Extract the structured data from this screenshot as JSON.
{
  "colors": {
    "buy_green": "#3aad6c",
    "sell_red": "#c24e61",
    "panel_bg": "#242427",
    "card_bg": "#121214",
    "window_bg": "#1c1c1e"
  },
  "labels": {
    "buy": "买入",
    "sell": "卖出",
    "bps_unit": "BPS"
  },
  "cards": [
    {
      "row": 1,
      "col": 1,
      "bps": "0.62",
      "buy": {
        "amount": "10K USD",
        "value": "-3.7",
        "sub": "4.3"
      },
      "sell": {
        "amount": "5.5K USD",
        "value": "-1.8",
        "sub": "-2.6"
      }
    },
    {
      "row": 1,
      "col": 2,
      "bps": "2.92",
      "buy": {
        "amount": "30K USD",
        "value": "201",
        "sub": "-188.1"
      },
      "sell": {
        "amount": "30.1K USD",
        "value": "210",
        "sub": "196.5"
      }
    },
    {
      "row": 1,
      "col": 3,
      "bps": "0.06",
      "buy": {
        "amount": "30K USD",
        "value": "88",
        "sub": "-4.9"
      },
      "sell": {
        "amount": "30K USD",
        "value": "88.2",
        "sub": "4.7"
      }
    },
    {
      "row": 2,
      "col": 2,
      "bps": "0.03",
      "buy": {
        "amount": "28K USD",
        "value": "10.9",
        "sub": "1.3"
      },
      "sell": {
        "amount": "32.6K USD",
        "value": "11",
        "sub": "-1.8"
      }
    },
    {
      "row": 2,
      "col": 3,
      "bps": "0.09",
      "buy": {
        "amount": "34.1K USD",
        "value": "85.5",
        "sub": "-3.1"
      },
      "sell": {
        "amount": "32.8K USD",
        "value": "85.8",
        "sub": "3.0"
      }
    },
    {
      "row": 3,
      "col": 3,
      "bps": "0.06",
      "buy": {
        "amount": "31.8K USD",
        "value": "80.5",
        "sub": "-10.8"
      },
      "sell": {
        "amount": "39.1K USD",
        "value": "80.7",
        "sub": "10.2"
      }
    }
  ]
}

____

**REQUEST:** Exactly reproduce every line found in the records.

**WRITTEN REPLY:**
Extract the structured data from this screenshot as JSON.
{
  "colors": {
    "buy_green": "#3aad6c",
    "sell_red": "#c24e61",
    "panel_bg": "#242427",
    "card_bg": "#121214",
    "window_bg": "#1c1c1e"
  },
  "labels": {
    "buy": "买入",
    "sell": "卖出",
    "bps_unit": "BPS"
  },
  "cards": [
    {
      "row": 1,
      "col": 1,
      "bps": "0.62",
      "buy": {
        "amount": "10K USD",
        "value": "-3.7",
        "sub": "4.3"
      },
      "sell": {
        "amount": "5.5K USD",
        "value": "-1.8",
        "sub": "-2.6"
      }
    },
    {
      "row": 1,
      "col": 2,
      "bps": "2.92",
      "buy": {
        "amount": "30K USD",
        "value": "201",
        "sub": "-188.1"
      },
      "sell": {
        "amount": "30.1K USD",
        "value": "210",
        "sub": "196.5"
      }
    },
    {
      "row": 1,
      "col": 3,
      "bps": "0.06",
      "buy": {
        "amount": "30K USD",
        "value": "88",
        "sub": "-4.9"
      },
      "sell": {
        "amount": "30K USD",
        "value": "88.2",
        "sub": "4.7"
      }
    },
    {
      "row": 2,
      "col": 2,
      "bps": "0.03",
      "buy": {
        "amount": "28K USD",
        "value": "10.9",
        "sub": "1.3"
      },
      "sell": {
        "amount": "32.6K USD",
        "value": "11",
        "sub": "-1.8"
      }
    },
    {
      "row": 2,
      "col": 3,
      "bps": "0.09",
      "buy": {
        "amount": "34.1K USD",
        "value": "85.5",
        "sub": "-3.1"
      },
      "sell": {
        "amount": "32.8K USD",
        "value": "85.8",
        "sub": "3.0"
      }
    },
    {
      "row": 3,
      "col": 3,
      "bps": "0.06",
      "buy": {
        "amount": "31.8K USD",
        "value": "80.5",
        "sub": "-10.8"
      },
      "sell": {
        "amount": "39.1K USD",
        "value": "80.7",
        "sub": "10.2"
      }
    }
  ]
}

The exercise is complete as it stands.